(What to produce) List all the lines in these records that hold "JSON".

(Collected data entries)
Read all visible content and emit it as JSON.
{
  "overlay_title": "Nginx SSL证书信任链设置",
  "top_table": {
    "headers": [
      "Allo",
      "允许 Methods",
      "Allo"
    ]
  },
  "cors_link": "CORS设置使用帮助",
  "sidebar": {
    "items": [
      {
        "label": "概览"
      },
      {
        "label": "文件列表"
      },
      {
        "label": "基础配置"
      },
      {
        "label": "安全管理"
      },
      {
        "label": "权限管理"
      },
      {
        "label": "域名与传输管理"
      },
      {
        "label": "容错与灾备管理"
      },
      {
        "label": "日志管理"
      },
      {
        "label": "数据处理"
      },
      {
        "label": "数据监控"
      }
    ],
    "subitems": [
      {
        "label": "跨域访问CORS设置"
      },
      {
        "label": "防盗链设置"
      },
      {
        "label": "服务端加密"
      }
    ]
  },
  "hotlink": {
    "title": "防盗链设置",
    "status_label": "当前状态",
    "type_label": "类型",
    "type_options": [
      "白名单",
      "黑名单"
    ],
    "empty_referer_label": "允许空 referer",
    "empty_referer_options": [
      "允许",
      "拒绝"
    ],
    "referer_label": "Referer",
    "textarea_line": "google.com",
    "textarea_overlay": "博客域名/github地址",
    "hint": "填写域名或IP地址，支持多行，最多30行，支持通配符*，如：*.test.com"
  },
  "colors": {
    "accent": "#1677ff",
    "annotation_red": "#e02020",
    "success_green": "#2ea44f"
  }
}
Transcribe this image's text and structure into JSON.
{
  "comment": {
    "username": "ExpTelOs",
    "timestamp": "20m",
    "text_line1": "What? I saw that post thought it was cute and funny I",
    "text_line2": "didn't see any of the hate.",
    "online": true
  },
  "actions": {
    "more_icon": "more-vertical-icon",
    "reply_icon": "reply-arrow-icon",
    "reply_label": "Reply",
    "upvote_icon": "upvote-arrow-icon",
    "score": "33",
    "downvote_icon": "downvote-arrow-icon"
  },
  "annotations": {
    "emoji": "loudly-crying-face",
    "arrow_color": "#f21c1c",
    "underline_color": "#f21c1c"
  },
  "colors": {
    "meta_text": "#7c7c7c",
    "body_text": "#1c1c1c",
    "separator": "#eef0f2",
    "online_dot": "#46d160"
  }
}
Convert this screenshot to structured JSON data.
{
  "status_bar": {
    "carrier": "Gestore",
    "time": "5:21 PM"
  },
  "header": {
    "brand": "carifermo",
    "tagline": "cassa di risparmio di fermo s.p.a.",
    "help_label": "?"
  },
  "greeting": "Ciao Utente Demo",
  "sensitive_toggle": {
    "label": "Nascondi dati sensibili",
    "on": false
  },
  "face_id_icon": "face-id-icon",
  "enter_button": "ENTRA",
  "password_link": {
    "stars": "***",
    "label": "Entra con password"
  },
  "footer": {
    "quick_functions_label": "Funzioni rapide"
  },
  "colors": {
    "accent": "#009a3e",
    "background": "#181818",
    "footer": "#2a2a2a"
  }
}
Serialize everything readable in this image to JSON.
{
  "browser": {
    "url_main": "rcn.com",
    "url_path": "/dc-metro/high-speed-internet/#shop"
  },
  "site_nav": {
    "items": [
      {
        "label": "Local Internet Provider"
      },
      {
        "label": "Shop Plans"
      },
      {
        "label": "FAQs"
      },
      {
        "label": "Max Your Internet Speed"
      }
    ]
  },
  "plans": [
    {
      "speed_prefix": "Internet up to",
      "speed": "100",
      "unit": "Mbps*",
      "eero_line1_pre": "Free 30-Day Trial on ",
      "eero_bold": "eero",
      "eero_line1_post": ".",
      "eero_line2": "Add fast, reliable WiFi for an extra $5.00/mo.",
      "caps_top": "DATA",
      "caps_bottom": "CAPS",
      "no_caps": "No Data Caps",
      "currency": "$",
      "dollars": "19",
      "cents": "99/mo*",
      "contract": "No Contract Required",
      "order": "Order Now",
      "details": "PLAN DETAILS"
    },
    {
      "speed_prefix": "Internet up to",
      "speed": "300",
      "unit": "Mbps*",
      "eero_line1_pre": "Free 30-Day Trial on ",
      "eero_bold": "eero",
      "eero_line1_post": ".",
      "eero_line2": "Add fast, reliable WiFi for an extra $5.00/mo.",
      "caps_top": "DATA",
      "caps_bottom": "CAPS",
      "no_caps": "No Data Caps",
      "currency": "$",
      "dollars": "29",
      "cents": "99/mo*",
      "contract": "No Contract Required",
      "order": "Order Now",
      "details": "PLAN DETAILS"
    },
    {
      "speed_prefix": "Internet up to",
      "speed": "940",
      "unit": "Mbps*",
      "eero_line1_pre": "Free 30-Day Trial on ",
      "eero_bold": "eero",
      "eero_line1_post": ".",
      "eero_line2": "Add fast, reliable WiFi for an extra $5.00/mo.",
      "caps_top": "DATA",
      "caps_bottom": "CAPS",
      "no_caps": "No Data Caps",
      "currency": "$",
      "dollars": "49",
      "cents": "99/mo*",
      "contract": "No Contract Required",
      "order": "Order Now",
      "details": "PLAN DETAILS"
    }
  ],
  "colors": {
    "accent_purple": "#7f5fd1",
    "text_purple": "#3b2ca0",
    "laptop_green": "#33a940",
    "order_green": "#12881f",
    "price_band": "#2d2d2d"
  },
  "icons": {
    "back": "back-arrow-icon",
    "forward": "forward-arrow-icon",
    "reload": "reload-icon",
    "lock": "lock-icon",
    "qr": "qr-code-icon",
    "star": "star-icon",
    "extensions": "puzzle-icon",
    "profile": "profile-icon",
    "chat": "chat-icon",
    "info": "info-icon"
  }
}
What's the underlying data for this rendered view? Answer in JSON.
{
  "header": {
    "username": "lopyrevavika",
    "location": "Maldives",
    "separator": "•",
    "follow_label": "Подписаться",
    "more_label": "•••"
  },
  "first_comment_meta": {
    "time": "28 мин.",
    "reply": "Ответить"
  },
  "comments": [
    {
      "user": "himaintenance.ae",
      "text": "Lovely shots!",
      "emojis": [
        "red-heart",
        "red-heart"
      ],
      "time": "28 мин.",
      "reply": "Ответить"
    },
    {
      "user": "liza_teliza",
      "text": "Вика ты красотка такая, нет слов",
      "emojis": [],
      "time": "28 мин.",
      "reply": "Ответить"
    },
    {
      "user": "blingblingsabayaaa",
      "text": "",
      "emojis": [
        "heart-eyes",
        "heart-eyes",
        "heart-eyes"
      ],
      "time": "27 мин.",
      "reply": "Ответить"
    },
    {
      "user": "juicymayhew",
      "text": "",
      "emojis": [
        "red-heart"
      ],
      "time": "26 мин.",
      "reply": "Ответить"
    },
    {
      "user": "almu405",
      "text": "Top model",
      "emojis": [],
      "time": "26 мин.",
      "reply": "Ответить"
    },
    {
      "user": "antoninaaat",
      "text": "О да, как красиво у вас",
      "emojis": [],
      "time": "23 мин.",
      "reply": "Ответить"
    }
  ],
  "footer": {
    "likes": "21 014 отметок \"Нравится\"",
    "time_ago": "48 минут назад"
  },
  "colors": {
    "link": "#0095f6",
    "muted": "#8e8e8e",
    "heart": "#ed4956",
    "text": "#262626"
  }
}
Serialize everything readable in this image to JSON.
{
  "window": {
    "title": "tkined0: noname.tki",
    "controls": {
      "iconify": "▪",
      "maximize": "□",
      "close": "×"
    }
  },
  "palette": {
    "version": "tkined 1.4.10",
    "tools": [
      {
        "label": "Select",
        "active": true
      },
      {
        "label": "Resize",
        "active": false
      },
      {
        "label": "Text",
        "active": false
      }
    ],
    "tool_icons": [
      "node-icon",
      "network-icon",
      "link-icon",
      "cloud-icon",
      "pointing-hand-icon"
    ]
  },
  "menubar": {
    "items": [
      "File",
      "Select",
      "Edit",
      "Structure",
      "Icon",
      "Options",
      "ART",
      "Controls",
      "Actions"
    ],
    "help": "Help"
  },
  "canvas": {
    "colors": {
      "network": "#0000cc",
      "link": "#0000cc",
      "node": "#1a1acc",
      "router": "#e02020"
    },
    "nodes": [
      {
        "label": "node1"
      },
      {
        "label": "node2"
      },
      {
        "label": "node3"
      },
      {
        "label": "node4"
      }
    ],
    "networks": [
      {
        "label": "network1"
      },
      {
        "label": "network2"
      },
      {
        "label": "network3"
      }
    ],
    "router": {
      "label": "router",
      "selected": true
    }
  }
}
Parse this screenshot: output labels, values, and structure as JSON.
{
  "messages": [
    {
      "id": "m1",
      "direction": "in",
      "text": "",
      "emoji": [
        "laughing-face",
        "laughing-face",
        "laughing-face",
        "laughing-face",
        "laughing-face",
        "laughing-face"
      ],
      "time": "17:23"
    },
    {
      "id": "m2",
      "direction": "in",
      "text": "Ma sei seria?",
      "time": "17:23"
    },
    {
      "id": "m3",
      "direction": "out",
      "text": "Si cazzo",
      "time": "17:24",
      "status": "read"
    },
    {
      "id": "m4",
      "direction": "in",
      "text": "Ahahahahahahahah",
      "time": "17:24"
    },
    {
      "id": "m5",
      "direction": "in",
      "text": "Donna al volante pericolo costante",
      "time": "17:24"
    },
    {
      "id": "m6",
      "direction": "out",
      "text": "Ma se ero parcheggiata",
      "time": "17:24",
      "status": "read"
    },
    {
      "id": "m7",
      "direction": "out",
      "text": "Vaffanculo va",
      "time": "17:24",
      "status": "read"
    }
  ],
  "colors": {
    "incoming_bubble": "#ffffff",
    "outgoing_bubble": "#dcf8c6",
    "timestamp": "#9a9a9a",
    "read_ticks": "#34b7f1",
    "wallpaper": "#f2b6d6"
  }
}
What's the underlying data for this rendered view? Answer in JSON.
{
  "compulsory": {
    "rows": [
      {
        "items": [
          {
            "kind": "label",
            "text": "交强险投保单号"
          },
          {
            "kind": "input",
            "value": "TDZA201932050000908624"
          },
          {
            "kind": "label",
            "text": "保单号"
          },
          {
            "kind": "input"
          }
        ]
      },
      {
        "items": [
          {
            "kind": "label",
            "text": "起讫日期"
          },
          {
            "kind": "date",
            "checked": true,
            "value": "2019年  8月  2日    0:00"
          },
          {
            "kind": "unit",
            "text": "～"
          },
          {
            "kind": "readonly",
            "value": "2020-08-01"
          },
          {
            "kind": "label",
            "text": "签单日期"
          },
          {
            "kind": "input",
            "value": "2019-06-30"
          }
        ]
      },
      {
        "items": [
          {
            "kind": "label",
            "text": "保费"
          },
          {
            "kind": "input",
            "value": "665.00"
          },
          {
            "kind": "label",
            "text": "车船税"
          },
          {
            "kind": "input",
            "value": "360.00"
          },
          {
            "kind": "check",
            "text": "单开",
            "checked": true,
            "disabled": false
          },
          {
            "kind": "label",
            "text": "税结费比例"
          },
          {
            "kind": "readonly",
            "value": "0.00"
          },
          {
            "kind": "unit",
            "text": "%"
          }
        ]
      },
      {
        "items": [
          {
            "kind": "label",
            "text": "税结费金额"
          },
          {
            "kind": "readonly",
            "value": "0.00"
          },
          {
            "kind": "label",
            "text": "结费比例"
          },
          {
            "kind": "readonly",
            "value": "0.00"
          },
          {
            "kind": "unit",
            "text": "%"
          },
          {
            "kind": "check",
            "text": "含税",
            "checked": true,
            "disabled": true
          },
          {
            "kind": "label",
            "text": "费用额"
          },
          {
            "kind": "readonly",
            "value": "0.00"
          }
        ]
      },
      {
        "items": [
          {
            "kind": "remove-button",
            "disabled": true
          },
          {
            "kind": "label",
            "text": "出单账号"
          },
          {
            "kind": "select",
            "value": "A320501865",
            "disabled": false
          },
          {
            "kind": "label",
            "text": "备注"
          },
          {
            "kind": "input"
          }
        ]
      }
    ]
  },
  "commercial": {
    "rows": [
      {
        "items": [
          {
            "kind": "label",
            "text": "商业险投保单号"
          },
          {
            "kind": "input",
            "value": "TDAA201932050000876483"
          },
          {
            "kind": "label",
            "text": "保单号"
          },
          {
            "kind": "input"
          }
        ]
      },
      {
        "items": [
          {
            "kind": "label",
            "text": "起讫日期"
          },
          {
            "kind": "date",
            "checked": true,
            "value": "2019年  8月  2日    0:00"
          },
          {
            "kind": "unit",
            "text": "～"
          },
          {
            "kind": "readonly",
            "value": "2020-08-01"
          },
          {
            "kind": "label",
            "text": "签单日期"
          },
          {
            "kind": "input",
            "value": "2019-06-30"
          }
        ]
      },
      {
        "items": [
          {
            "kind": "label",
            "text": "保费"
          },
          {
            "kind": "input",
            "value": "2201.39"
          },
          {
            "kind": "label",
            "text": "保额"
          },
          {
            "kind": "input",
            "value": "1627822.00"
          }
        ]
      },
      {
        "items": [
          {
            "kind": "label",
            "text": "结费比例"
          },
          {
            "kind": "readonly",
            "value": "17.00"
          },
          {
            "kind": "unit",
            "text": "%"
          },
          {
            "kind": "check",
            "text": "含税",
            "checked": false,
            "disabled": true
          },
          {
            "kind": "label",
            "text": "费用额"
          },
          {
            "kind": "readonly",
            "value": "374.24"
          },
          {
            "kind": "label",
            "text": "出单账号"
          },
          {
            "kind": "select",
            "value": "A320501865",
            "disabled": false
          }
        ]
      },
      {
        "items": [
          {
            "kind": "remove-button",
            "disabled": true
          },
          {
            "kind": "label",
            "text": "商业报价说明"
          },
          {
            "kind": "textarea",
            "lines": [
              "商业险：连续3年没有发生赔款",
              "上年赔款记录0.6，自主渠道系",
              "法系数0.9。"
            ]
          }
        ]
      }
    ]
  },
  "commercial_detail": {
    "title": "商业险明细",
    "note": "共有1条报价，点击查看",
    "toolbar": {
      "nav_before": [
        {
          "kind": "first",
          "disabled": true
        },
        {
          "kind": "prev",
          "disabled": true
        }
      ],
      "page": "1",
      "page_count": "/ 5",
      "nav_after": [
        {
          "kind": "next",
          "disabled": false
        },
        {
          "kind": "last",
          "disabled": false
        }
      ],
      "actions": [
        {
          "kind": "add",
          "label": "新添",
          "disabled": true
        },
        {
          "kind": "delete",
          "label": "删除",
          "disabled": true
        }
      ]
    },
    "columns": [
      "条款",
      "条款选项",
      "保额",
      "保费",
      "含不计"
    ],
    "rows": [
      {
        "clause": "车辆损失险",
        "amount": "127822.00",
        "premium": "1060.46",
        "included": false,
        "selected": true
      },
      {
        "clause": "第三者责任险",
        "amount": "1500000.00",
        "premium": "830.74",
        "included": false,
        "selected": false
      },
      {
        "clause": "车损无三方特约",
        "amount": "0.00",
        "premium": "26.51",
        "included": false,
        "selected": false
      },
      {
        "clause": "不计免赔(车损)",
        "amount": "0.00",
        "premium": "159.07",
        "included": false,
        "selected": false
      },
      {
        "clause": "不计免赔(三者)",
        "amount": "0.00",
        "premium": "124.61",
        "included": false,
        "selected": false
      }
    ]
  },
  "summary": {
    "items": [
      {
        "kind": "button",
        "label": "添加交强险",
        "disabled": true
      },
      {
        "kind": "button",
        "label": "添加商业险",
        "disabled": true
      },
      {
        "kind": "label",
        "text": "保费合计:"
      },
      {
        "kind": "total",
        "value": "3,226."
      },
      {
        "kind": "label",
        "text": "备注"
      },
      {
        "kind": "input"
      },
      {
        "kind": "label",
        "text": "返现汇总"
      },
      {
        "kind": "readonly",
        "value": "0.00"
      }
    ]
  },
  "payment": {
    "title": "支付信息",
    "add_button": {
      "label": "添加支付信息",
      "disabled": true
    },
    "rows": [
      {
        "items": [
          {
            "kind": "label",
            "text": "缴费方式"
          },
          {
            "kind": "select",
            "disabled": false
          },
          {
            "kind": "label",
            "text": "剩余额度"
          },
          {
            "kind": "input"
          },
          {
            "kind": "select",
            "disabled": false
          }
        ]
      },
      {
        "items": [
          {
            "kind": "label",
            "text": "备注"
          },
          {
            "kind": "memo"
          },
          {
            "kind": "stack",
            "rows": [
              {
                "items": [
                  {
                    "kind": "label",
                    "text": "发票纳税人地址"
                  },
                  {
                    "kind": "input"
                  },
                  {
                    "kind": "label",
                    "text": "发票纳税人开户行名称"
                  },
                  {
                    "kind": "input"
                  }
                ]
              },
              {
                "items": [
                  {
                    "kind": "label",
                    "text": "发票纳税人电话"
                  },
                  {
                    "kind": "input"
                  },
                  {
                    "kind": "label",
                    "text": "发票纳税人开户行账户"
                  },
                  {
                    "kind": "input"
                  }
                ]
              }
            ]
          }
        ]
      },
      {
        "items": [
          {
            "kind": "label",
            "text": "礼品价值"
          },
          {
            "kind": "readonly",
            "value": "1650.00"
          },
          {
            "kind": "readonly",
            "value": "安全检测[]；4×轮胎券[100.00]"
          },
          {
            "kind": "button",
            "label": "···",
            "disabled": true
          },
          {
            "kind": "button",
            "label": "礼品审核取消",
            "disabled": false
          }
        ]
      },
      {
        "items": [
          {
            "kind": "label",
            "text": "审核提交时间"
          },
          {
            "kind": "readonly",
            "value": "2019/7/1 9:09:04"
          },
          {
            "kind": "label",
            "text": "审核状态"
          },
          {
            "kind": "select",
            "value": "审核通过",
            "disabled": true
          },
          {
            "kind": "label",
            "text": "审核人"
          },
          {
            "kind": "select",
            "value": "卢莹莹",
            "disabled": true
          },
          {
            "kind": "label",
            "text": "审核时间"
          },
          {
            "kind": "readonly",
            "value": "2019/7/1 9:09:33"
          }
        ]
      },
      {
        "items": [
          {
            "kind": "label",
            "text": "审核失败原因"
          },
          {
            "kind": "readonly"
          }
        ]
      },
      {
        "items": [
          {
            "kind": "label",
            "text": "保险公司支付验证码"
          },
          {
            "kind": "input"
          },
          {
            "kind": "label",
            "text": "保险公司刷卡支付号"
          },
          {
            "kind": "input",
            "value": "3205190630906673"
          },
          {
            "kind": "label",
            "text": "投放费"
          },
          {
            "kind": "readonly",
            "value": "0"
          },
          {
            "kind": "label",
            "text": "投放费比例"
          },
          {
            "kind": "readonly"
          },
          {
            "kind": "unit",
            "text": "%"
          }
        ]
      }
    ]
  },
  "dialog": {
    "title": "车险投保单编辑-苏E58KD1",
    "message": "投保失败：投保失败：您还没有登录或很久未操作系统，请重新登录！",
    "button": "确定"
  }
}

(Result of the exercise)
Read all visible content and emit it as JSON.
Transcribe this image's text and structure into JSON.
Convert this screenshot to structured JSON data.
Serialize everything readable in this image to JSON.
What's the underlying data for this rendered view? Answer in JSON.
Serialize everything readable in this image to JSON.
Parse this screenshot: output labels, values, and structure as JSON.
What's the underlying data for this rendered view? Answer in JSON.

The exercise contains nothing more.